▶ [EXCERPT PROVIDED]:
::::::
Thursday 22 April 2010

Parties to a Redress Hearing

A guest post by Brass

Introduction

With effect from 1 January 2010, ISAF amended the definition of party, as shown:
Party    A party to a hearing: a protestor; a protestee; a boat requesting redress or for which redress is requested by the race committee or considered by the protest committee under rule 60.3(b); a race committee acting under rule 60.2(b); a boat or competitor that may be penalized under rule 69.1; a race committee or an organizing authority in a hearing under rule 62.1(a).
As previously drafted, the definition of party, had the effect that boats that were considered for redress, but which had not, themselves, requested it (that is where redress was initiated by the race committee or protest committee under rules 60.2(b) or 60.3 (b)) had no right to:
  • be present at the hearing under rule 63.3;
  • to request the reopening of a hearing under rule 66;  or
  • to appeal any decision of a hearing under rule 70.1.
This had the incongruous result that although a protest committee, in considering redress under rule 64.2 was required to 'make as fair an arrangement as possible for all boats affected, whether or not they asked for redress', those boats, unless they themselves had formally requested redress, were not entitled to be heard by the protest committee as to what a fair arrangement might be.


It might be supposed that the rule was devised with the pragmatic intention of preventing every boat in a fleet demanding a right to be heard when one boat was being considered for redress, when it was assumed that the protest committee would deal fairly with all boats without the necessity of hearing from each of them.
The changed definition of party improves fairness at the expense of possibly making redress hearings longer and more unwieldy.
US Sailing has issued National Prescriptions which impose considerably tougher and more specific requirements in the USA: see US Sailing Media Release and Prescriptions.

Background

It seems likely that the amendment was precipitated by circumstances where the selection of the USA representative for Women's Windsurfing for the 2008 Olympic Games was changed as a result of redress given in the last race of the US Olympic Selection trials.  The disadvantaged sailor, despite some prompting from the protest committee, failed to make any request for redress, and thus, not becoming a party, was unable to appeal the decision which cost her her representation. This led to a dispute between US Sailing and the US Olympic Committee under a USA Act of Congress, in which it was found that, by observing the rules which excluded the disadvantaged sailor from rights to hearing and appeal, US Sailing was in breach of the laws of the United States, and was required to change the procedures for considering redress.
::::::
▶ [DATA SEGMENT]:
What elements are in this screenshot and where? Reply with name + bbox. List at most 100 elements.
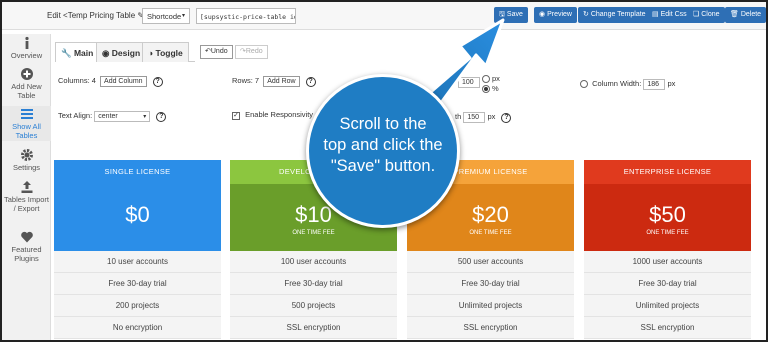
::::::
▶ [TASK REQUIREMENTS]:
(1) Decide whether each statement agrees with the post on parties to a redress hearing, answering yes or no and quoting the words of the post that settle it: (a) the amended definition of party took effect on 1 January 2010; (b) the changed definition is expected to make redress hearings shorter; (c) the disadvantaged sailor in the 2008 Olympic selection requested redress.
(2) Copy the post on parties to a redress hearing word for word, from "It might be" to "each of them.".
The listing has no connection to the post on parties to a redress hearing.

▶ [OUTPUTS FOR THE TASKS]:
(1)
(a) Yes: "With effect from 1 January 2010, ISAF amended the definition of party"
(b) No: "at the expense of possibly making redress hearings longer and more unwieldy"
(c) No: "failed to make any request for redress"

(2)
It might be supposed that the rule was devised with the pragmatic intention of preventing every boat in a fleet demanding a right to be heard when one boat was being considered for redress, when it was assumed that the protest committee would deal fairly with all boats without the necessity of hearing from each of them.